#### Challenge:
All records should be reproduced verbatim.

#### Records for this task:

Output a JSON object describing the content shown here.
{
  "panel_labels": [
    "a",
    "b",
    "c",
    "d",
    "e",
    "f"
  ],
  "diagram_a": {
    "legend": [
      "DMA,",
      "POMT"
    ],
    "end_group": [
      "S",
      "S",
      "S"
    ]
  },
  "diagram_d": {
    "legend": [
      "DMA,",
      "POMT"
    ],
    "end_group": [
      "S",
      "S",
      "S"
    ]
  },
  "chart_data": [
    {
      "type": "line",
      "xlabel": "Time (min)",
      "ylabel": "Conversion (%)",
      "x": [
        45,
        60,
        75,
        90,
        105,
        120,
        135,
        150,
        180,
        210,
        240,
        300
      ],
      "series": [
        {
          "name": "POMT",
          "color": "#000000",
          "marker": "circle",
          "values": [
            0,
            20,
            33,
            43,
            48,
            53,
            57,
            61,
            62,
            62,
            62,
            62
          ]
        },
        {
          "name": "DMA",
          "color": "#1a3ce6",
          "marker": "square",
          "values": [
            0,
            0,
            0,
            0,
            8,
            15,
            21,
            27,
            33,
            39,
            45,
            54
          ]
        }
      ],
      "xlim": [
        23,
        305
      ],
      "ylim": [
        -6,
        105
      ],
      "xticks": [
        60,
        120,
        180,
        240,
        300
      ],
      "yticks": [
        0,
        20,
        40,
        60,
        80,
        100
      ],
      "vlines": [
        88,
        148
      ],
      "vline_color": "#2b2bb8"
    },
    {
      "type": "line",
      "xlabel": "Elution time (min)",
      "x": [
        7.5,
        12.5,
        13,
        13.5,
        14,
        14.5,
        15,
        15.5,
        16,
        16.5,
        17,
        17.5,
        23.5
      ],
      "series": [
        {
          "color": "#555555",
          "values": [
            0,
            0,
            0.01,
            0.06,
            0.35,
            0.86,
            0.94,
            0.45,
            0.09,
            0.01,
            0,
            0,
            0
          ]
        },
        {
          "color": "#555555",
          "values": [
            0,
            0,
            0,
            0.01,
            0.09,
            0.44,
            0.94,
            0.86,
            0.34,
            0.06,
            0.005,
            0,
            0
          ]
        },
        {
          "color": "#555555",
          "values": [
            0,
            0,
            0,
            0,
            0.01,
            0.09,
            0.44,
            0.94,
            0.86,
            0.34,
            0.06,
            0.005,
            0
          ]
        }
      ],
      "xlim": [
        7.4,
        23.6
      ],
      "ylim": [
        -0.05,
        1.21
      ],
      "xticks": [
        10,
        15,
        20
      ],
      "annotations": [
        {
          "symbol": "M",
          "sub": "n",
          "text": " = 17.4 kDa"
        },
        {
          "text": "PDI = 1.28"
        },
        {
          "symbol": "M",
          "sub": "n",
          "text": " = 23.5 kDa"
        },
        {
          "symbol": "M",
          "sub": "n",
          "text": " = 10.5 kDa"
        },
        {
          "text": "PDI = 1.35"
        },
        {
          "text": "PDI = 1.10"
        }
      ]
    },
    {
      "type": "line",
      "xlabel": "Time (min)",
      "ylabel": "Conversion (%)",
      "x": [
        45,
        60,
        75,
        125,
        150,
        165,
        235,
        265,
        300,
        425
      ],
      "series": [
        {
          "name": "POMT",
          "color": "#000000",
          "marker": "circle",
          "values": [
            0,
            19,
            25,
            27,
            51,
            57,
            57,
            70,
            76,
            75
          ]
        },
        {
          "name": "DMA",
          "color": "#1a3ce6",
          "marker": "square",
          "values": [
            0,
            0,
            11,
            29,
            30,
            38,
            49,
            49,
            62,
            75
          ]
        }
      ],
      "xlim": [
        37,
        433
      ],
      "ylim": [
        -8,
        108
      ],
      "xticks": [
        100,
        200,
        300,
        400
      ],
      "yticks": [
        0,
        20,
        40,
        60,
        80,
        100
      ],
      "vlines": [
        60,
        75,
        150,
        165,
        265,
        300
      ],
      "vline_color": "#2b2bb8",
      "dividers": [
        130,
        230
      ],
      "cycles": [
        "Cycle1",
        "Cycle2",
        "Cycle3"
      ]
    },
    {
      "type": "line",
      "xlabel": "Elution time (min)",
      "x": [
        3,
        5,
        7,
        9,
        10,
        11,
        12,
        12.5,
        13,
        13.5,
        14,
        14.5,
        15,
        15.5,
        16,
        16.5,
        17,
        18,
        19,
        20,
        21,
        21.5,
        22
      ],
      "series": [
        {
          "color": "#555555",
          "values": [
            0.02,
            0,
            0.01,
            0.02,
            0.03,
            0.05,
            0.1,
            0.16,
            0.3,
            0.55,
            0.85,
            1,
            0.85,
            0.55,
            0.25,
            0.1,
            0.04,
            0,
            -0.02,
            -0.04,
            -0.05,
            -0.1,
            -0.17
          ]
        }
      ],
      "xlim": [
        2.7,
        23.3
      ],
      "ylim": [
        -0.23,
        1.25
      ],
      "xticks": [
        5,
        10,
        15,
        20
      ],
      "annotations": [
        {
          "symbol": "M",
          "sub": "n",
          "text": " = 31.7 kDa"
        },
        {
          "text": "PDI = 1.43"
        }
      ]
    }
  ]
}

#### Exercise answer:
Output a JSON object describing the content shown here.
{
  "panel_labels": [
    "a",
    "b",
    "c",
    "d",
    "e",
    "f"
  ],
  "diagram_a": {
    "legend": [
      "DMA,",
      "POMT"
    ],
    "end_group": [
      "S",
      "S",
      "S"
    ]
  },
  "diagram_d": {
    "legend": [
      "DMA,",
      "POMT"
    ],
    "end_group": [
      "S",
      "S",
      "S"
    ]
  },
  "chart_data": [
    {
      "type": "line",
      "xlabel": "Time (min)",
      "ylabel": "Conversion (%)",
      "x": [
        45,
        60,
        75,
        90,
        105,
        120,
        135,
        150,
        180,
        210,
        240,
        300
      ],
      "series": [
        {
          "name": "POMT",
          "color": "#000000",
          "marker": "circle",
          "values": [
            0,
            20,
            33,
            43,
            48,
            53,
            57,
            61,
            62,
            62,
            62,
            62
          ]
        },
        {
          "name": "DMA",
          "color": "#1a3ce6",
          "marker": "square",
          "values": [
            0,
            0,
            0,
            0,
            8,
            15,
            21,
            27,
            33,
            39,
            45,
            54
          ]
        }
      ],
      "xlim": [
        23,
        305
      ],
      "ylim": [
        -6,
        105
      ],
      "xticks": [
        60,
        120,
        180,
        240,
        300
      ],
      "yticks": [
        0,
        20,
        40,
        60,
        80,
        100
      ],
      "vlines": [
        88,
        148
      ],
      "vline_color": "#2b2bb8"
    },
    {
      "type": "line",
      "xlabel": "Elution time (min)",
      "x": [
        7.5,
        12.5,
        13,
        13.5,
        14,
        14.5,
        15,
        15.5,
        16,
        16.5,
        17,
        17.5,
        23.5
      ],
      "series": [
        {
          "color": "#555555",
          "values": [
            0,
            0,
            0.01,
            0.06,
            0.35,
            0.86,
            0.94,
            0.45,
            0.09,
            0.01,
            0,
            0,
            0
          ]
        },
        {
          "color": "#555555",
          "values": [
            0,
            0,
            0,
            0.01,
            0.09,
            0.44,
            0.94,
            0.86,
            0.34,
            0.06,
            0.005,
            0,
            0
          ]
        },
        {
          "color": "#555555",
          "values": [
            0,
            0,
            0,
            0,
            0.01,
            0.09,
            0.44,
            0.94,
            0.86,
            0.34,
            0.06,
            0.005,
            0
          ]
        }
      ],
      "xlim": [
        7.4,
        23.6
      ],
      "ylim": [
        -0.05,
        1.21
      ],
      "xticks": [
        10,
        15,
        20
      ],
      "annotations": [
        {
          "symbol": "M",
          "sub": "n",
          "text": " = 17.4 kDa"
        },
        {
          "text": "PDI = 1.28"
        },
        {
          "symbol": "M",
          "sub": "n",
          "text": " = 23.5 kDa"
        },
        {
          "symbol": "M",
          "sub": "n",
          "text": " = 10.5 kDa"
        },
        {
          "text": "PDI = 1.35"
        },
        {
          "text": "PDI = 1.10"
        }
      ]
    },
    {
      "type": "line",
      "xlabel": "Time (min)",
      "ylabel": "Conversion (%)",
      "x": [
        45,
        60,
        75,
        125,
        150,
        165,
        235,
        265,
        300,
        425
      ],
      "series": [
        {
          "name": "POMT",
          "color": "#000000",
          "marker": "circle",
          "values": [
            0,
            19,
            25,
            27,
            51,
            57,
            57,
            70,
            76,
            75
          ]
        },
        {
          "name": "DMA",
          "color": "#1a3ce6",
          "marker": "square",
          "values": [
            0,
            0,
            11,
            29,
            30,
            38,
            49,
            49,
            62,
            75
          ]
        }
      ],
      "xlim": [
        37,
        433
      ],
      "ylim": [
        -8,
        108
      ],
      "xticks": [
        100,
        200,
        300,
        400
      ],
      "yticks": [
        0,
        20,
        40,
        60,
        80,
        100
      ],
      "vlines": [
        60,
        75,
        150,
        165,
        265,
        300
      ],
      "vline_color": "#2b2bb8",
      "dividers": [
        130,
        230
      ],
      "cycles": [
        "Cycle1",
        "Cycle2",
        "Cycle3"
      ]
    },
    {
      "type": "line",
      "xlabel": "Elution time (min)",
      "x": [
        3,
        5,
        7,
        9,
        10,
        11,
        12,
        12.5,
        13,
        13.5,
        14,
        14.5,
        15,
        15.5,
        16,
        16.5,
        17,
        18,
        19,
        20,
        21,
        21.5,
        22
      ],
      "series": [
        {
          "color": "#555555",
          "values": [
            0.02,
            0,
            0.01,
            0.02,
            0.03,
            0.05,
            0.1,
            0.16,
            0.3,
            0.55,
            0.85,
            1,
            0.85,
            0.55,
            0.25,
            0.1,
            0.04,
            0,
            -0.02,
            -0.04,
            -0.05,
            -0.1,
            -0.17
          ]
        }
      ],
      "xlim": [
        2.7,
        23.3
      ],
      "ylim": [
        -0.23,
        1.25
      ],
      "xticks": [
        5,
        10,
        15,
        20
      ],
      "annotations": [
        {
          "symbol": "M",
          "sub": "n",
          "text": " = 31.7 kDa"
        },
        {
          "text": "PDI = 1.43"
        }
      ]
    }
  ]
}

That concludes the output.